Identify every line in the records below that contains the word "Changes", and reproduce each one.

Record set —
___
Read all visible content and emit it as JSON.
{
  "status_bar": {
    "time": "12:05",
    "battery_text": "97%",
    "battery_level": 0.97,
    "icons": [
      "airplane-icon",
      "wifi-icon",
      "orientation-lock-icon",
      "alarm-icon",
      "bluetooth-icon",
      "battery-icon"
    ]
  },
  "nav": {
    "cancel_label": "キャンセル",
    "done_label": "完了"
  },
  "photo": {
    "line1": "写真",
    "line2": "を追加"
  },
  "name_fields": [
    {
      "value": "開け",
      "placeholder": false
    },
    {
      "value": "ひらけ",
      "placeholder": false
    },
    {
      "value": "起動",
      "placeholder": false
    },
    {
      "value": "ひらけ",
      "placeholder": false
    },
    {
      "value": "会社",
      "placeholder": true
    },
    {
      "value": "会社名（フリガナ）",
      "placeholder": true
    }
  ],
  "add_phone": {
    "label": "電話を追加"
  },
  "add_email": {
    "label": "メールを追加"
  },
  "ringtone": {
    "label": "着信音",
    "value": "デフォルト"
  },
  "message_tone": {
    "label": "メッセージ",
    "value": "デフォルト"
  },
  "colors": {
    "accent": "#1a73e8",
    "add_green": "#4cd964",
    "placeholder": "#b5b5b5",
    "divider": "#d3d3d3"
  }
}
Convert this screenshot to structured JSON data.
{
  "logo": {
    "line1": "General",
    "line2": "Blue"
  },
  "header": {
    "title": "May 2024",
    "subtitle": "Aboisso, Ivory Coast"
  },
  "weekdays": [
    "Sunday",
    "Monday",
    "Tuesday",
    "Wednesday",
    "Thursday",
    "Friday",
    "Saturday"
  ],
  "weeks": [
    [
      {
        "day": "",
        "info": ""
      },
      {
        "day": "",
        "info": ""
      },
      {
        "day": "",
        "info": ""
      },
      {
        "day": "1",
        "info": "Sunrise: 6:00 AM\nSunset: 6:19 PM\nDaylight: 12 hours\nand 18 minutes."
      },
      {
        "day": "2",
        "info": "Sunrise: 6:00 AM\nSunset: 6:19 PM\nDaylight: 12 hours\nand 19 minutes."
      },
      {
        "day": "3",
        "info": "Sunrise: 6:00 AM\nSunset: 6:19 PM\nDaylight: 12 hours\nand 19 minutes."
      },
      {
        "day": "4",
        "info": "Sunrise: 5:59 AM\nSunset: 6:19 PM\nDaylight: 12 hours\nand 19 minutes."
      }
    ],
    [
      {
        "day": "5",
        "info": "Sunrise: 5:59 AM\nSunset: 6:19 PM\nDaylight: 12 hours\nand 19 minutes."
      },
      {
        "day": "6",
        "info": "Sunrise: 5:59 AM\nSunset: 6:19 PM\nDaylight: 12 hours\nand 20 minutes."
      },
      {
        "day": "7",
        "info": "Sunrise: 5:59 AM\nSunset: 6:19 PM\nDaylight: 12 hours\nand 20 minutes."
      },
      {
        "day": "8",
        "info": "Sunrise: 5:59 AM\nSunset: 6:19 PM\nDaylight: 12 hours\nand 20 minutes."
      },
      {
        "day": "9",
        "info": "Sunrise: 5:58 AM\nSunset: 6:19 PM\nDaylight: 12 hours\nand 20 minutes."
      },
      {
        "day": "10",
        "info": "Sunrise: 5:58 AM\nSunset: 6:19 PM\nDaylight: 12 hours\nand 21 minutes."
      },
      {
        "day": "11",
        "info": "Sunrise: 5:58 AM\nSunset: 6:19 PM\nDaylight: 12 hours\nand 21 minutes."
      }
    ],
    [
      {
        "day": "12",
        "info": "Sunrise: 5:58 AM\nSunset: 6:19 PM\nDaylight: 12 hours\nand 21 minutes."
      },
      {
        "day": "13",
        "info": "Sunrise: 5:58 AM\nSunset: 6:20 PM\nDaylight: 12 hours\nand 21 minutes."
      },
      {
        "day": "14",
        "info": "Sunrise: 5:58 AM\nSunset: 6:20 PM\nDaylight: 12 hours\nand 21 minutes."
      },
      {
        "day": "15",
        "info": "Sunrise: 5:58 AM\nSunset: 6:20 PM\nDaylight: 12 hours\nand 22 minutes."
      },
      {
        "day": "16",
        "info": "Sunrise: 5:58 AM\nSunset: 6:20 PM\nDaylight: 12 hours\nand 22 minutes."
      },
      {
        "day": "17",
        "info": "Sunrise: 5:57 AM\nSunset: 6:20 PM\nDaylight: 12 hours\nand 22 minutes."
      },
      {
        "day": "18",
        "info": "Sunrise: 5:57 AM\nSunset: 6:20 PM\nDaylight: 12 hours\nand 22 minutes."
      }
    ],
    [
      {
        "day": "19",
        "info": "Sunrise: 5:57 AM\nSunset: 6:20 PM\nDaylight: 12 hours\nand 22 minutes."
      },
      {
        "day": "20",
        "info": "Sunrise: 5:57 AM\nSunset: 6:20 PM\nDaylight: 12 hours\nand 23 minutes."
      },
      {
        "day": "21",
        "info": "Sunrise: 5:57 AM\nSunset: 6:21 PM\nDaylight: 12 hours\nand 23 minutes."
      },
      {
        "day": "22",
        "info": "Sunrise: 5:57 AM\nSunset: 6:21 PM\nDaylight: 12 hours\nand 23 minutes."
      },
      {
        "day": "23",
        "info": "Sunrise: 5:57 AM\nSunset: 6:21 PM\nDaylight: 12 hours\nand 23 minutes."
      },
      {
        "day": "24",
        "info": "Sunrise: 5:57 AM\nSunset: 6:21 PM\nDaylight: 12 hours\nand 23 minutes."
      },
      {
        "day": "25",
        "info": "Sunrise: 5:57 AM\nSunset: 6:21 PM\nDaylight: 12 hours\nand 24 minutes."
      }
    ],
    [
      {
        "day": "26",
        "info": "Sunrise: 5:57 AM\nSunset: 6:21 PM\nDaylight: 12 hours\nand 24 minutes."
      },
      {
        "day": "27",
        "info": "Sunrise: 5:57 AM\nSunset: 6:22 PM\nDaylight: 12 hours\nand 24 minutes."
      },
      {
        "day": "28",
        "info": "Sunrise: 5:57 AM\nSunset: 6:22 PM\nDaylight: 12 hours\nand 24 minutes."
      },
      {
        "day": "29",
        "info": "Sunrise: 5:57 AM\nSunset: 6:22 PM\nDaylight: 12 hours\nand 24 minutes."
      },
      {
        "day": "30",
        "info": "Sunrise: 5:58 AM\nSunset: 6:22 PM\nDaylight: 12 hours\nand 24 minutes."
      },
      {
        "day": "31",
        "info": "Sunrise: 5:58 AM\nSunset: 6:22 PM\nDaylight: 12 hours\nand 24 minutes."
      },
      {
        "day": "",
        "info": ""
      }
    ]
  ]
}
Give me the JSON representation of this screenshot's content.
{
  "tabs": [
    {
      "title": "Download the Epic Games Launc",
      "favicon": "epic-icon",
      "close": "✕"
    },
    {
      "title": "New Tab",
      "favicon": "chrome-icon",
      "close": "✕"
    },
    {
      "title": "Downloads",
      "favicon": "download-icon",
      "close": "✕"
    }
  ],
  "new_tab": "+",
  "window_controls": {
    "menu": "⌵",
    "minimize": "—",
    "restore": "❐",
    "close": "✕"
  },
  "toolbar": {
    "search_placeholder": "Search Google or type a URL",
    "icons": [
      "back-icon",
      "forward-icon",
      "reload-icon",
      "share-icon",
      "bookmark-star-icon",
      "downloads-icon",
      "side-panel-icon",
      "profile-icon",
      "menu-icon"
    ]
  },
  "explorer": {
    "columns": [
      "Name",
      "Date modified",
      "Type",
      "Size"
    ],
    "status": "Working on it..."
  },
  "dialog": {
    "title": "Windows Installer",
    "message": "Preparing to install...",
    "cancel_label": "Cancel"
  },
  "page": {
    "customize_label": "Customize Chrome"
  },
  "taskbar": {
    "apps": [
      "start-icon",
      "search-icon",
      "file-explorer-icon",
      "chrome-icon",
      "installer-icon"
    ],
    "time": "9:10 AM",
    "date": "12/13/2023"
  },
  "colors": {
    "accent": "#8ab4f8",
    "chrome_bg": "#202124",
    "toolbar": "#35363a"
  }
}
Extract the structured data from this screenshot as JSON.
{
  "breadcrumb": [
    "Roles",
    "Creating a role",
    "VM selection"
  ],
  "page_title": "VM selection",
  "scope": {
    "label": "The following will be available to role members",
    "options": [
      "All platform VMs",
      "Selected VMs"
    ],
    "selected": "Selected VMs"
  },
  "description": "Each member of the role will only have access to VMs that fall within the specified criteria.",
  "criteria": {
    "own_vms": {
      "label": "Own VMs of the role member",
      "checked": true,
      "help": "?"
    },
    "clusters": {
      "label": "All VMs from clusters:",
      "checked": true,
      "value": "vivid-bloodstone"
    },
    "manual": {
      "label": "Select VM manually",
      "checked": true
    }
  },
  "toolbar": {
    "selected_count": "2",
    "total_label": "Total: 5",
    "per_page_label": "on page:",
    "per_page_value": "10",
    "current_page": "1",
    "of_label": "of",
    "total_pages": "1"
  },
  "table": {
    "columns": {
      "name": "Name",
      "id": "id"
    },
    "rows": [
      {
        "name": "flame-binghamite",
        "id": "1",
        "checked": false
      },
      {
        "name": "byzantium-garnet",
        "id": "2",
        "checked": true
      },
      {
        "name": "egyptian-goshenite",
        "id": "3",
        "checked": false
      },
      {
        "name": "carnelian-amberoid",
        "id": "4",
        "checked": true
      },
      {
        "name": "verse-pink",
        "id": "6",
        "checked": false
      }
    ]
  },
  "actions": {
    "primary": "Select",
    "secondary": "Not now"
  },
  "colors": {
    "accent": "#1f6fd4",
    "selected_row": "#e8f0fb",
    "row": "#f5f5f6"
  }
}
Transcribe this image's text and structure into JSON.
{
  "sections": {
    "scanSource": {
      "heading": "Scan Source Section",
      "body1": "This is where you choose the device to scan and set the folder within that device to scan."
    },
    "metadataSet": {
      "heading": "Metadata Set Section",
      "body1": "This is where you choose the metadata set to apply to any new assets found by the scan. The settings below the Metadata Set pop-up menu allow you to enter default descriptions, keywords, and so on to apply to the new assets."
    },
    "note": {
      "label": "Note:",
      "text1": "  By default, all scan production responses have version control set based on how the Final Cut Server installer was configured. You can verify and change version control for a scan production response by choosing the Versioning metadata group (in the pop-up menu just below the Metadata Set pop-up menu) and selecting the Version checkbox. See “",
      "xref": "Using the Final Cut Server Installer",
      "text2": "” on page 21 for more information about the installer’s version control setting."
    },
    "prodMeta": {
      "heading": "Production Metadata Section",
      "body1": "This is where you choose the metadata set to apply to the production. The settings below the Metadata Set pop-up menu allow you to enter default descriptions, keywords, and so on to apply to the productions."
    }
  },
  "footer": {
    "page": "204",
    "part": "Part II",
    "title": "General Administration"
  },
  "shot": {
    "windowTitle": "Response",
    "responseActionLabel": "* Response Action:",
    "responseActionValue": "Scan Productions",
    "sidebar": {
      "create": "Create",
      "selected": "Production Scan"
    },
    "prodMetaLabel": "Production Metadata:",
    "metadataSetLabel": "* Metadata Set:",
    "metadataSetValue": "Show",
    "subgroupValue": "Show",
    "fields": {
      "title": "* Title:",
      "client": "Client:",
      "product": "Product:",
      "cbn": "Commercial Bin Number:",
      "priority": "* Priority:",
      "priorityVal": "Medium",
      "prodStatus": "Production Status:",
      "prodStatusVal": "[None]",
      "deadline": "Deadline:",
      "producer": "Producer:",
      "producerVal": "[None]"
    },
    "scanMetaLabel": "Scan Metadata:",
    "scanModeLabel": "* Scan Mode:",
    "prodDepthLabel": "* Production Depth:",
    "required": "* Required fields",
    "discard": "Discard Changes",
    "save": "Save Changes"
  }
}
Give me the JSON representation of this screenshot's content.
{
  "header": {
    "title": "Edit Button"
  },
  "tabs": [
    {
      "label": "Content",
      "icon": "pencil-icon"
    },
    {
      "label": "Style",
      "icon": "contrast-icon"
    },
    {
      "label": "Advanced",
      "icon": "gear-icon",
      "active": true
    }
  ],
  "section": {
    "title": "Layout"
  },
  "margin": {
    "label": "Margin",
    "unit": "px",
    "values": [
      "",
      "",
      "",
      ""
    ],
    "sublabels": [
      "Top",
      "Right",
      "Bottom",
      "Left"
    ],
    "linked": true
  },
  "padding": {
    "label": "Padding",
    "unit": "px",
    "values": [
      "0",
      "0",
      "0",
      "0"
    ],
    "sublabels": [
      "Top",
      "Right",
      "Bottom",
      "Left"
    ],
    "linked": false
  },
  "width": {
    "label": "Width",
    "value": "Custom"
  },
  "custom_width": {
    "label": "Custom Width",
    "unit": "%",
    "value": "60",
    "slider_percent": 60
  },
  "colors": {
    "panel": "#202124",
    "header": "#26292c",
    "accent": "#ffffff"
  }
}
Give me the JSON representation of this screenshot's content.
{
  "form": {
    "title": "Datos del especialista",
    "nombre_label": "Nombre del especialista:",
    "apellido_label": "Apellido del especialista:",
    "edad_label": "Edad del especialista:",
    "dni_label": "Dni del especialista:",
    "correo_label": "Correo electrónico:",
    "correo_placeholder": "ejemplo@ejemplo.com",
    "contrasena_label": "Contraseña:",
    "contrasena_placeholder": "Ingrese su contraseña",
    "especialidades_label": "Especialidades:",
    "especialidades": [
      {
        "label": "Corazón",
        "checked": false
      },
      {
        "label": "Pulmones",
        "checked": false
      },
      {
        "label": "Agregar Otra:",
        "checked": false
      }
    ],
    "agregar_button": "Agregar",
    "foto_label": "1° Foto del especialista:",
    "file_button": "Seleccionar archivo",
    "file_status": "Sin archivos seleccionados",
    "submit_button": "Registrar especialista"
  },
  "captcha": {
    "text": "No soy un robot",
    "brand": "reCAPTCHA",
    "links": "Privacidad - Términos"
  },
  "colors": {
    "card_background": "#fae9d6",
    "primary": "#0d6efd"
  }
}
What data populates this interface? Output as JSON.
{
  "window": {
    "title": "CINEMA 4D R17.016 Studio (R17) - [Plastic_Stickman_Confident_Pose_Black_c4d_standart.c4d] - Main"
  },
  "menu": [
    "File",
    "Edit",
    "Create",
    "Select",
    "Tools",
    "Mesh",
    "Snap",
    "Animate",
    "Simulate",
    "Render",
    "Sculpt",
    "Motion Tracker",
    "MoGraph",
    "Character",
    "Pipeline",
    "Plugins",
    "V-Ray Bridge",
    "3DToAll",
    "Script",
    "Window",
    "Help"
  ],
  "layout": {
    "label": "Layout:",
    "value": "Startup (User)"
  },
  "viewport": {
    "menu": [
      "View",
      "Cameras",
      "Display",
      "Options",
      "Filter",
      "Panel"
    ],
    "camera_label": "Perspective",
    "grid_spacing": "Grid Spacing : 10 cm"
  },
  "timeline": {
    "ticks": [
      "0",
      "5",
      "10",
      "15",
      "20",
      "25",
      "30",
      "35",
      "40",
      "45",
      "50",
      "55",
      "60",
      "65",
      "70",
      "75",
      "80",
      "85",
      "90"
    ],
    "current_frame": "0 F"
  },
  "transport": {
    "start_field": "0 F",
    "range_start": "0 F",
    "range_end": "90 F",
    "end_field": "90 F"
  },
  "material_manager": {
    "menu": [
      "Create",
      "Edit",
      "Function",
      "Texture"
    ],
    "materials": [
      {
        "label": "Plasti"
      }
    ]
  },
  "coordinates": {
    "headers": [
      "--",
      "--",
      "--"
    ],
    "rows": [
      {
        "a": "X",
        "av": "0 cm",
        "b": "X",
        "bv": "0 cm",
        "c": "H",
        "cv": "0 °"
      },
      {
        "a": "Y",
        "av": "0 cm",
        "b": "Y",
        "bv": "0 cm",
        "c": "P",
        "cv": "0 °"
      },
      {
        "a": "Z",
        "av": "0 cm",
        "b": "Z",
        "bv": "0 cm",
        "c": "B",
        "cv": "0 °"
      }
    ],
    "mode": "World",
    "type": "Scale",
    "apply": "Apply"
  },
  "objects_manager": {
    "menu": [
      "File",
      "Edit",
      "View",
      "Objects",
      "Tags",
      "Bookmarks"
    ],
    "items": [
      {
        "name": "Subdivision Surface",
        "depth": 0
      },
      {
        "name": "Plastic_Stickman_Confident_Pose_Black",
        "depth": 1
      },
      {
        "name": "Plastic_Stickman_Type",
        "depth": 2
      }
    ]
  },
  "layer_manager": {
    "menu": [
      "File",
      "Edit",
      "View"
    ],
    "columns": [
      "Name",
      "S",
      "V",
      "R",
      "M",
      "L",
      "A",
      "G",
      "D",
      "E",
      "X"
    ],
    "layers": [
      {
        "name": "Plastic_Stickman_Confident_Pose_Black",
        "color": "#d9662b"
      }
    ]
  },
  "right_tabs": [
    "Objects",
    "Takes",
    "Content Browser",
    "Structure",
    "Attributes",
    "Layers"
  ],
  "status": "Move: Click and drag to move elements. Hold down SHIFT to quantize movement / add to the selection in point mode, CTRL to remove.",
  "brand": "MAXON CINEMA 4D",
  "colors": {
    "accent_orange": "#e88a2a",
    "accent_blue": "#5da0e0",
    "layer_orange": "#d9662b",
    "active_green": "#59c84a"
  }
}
___
Answer in full —
    "discard": "Discard Changes",
    "save": "Save Changes"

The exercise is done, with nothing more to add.